◆ **MATERIAL PROVIDED**:
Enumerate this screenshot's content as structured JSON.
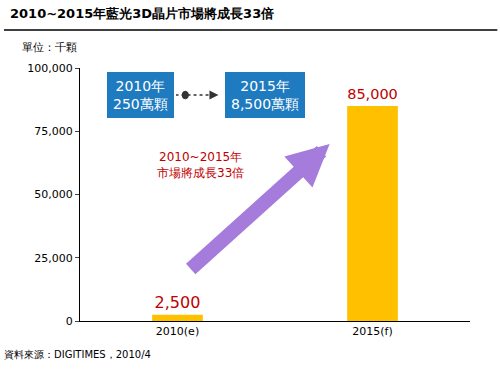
{
  "chart_data": {
    "type": "bar",
    "title": "2010~2015年藍光3D晶片市場將成長33倍",
    "unit_label": "單位：千顆",
    "categories": [
      "2010(e)",
      "2015(f)"
    ],
    "values": [
      2500,
      85000
    ],
    "value_labels": [
      "2,500",
      "85,000"
    ],
    "data_labels": true,
    "color": "#FFC000",
    "ylim": [
      0,
      100000
    ],
    "yticks": [
      0,
      {
        "value": 25000,
        "label": "25,000"
      },
      {
        "value": 50000,
        "label": "50,000"
      },
      {
        "value": 75000,
        "label": "75,000"
      },
      {
        "value": 100000,
        "label": "100,000"
      }
    ],
    "grid": false,
    "boxes": [
      [
        "2010年",
        "250萬顆"
      ],
      [
        "2015年",
        "8,500萬顆"
      ]
    ],
    "note": [
      "2010~2015年",
      "市場將成長33倍"
    ],
    "source": "資料來源：DIGITIMES，2010/4"
  }
}
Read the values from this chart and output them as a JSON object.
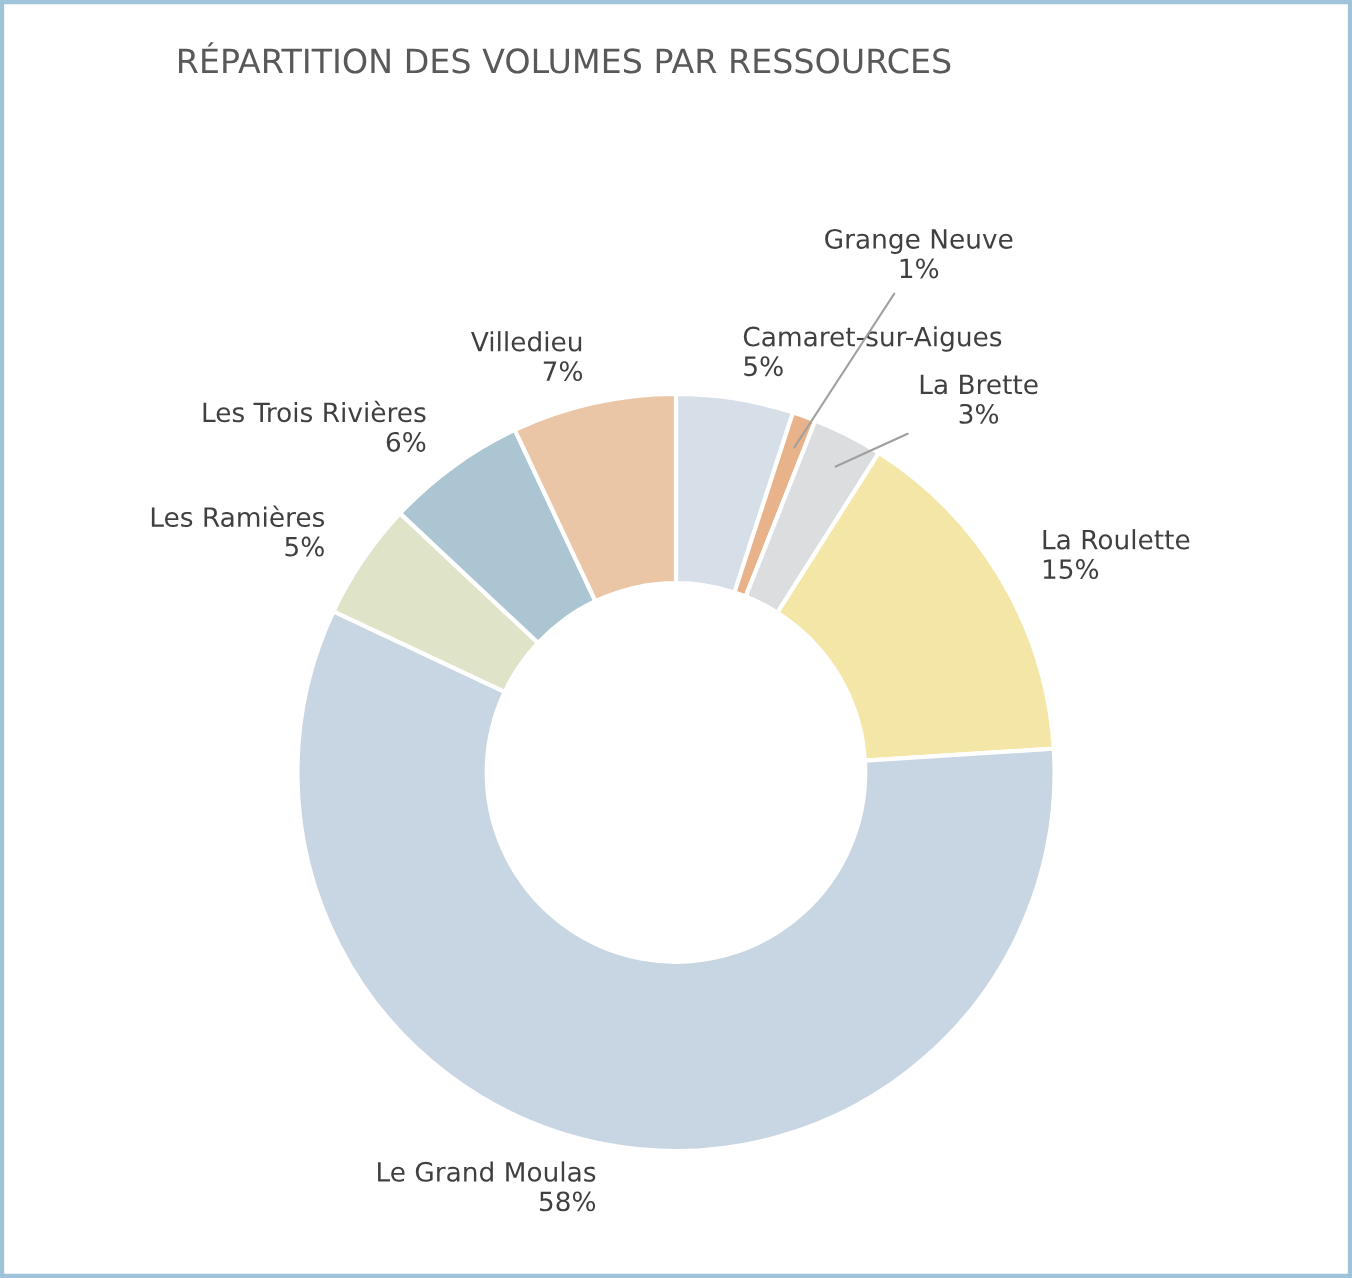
{
  "chart_data": {
    "type": "donut",
    "title": "RÉPARTITION DES VOLUMES PAR RESSOURCES",
    "categories": [
      "Camaret-sur-Aigues",
      "Grange Neuve",
      "La Brette",
      "La Roulette",
      "Le Grand Moulas",
      "Les Ramières",
      "Les Trois Rivières",
      "Villedieu"
    ],
    "values": [
      5,
      1,
      3,
      15,
      58,
      5,
      6,
      7
    ],
    "colors": [
      "#d6dfe8",
      "#e8b28a",
      "#dcdddf",
      "#f3e6a6",
      "#c8d5e2",
      "#dfe4c8",
      "#abc6d2",
      "#eac6a6"
    ],
    "value_labels": [
      "5%",
      "1%",
      "3%",
      "15%",
      "58%",
      "5%",
      "6%",
      "7%"
    ],
    "legend": false
  }
}
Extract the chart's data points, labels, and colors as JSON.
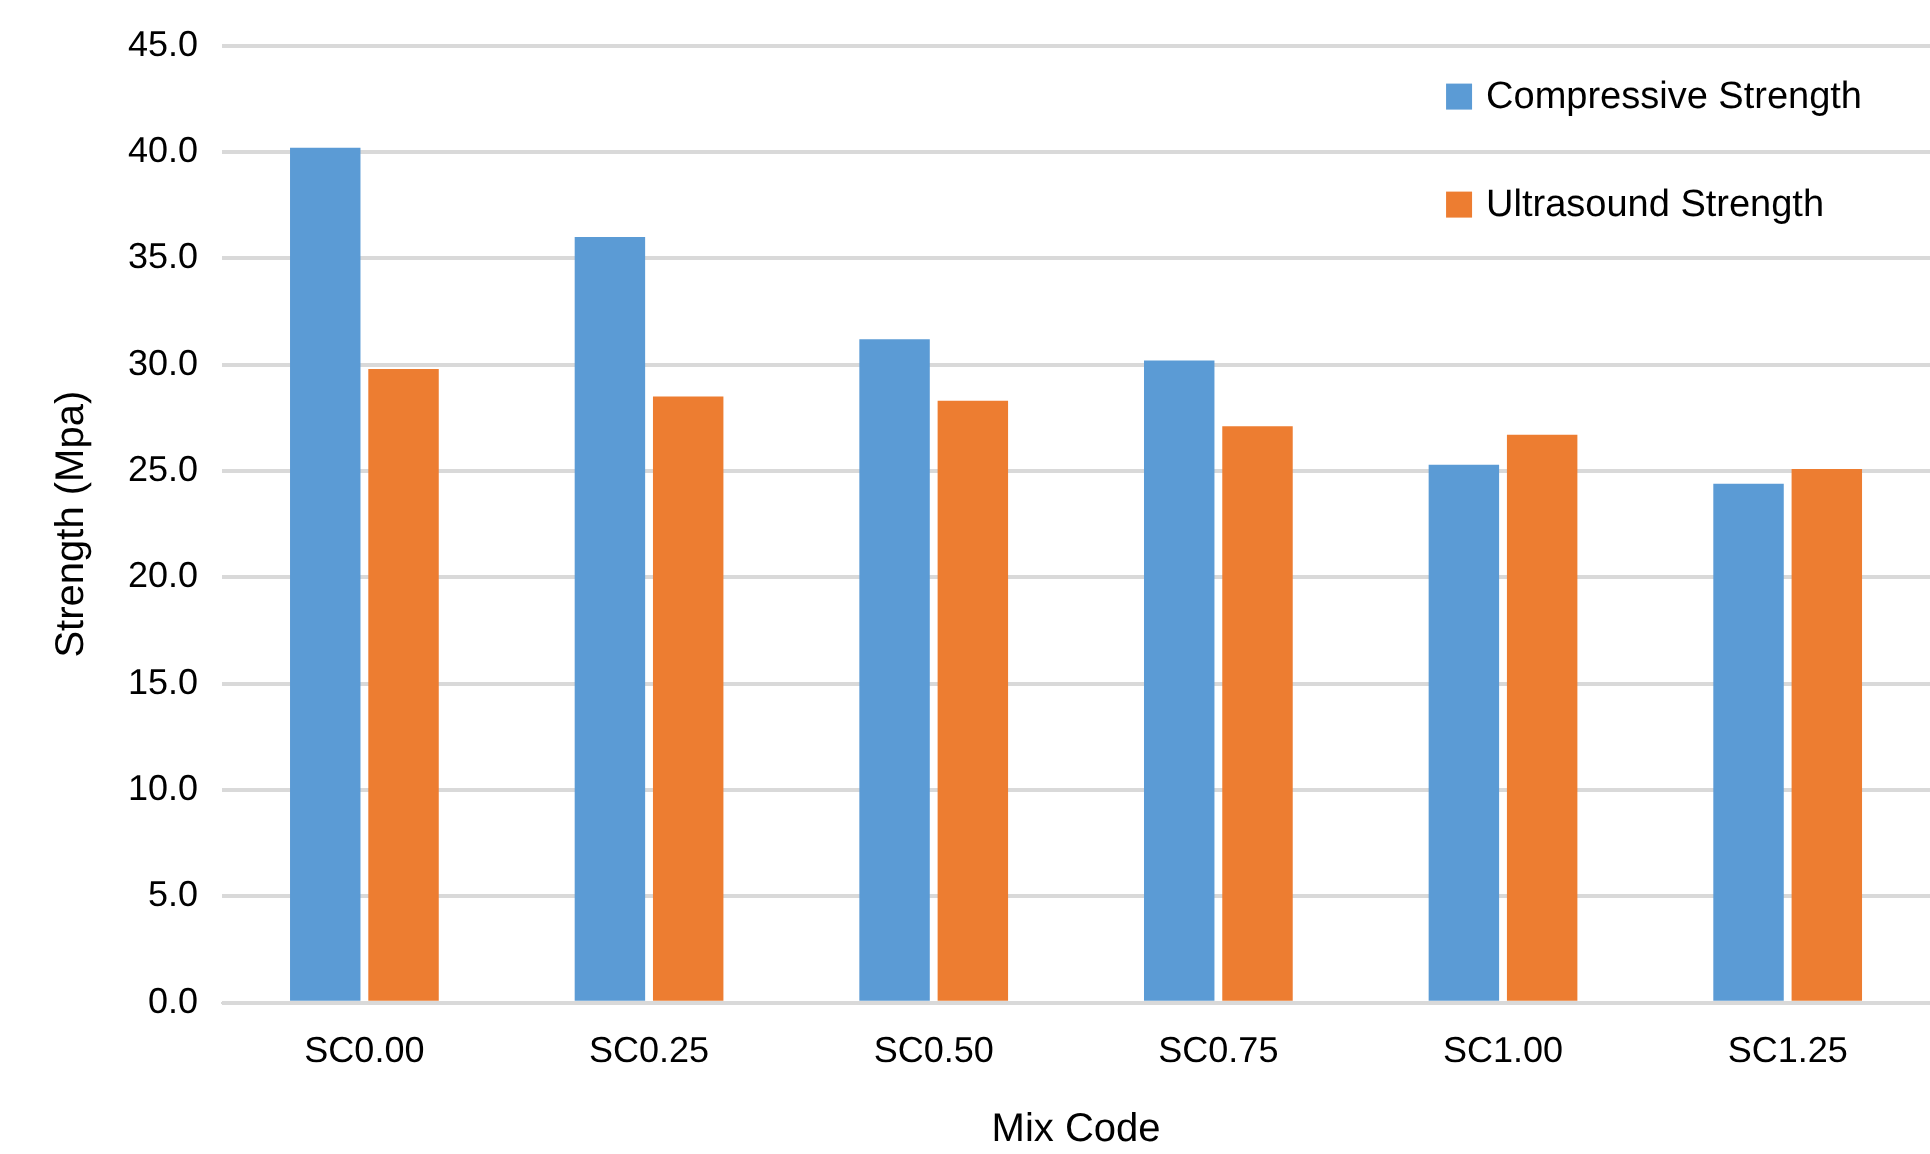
{
  "chart_data": {
    "type": "bar",
    "xlabel": "Mix Code",
    "ylabel": "Strength (Mpa)",
    "categories": [
      "SC0.00",
      "SC0.25",
      "SC0.50",
      "SC0.75",
      "SC1.00",
      "SC1.25"
    ],
    "series": [
      {
        "name": "Compressive Strength",
        "color": "#5b9bd5",
        "values": [
          40.2,
          36.0,
          31.2,
          30.2,
          25.3,
          24.4
        ]
      },
      {
        "name": "Ultrasound Strength",
        "color": "#ed7d31",
        "values": [
          29.8,
          28.5,
          28.3,
          27.1,
          26.7,
          25.1
        ]
      }
    ],
    "ylim": [
      0,
      45
    ],
    "yticks": [
      {
        "value": 0,
        "label": "0.0"
      },
      {
        "value": 5,
        "label": "5.0"
      },
      {
        "value": 10,
        "label": "10.0"
      },
      {
        "value": 15,
        "label": "15.0"
      },
      {
        "value": 20,
        "label": "20.0"
      },
      {
        "value": 25,
        "label": "25.0"
      },
      {
        "value": 30,
        "label": "30.0"
      },
      {
        "value": 35,
        "label": "35.0"
      },
      {
        "value": 40,
        "label": "40.0"
      },
      {
        "value": 45,
        "label": "45.0"
      }
    ],
    "grid": "y",
    "legend": "top right"
  }
}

◆ **PROBLEM DESCRIPTION**: Whenever "this" turns up in a line, pick that line out.

◆ **FINAL RESULT**:
Enumerate this screenshot's content as structured JSON.
Read the values from this chart and output them as a JSON object.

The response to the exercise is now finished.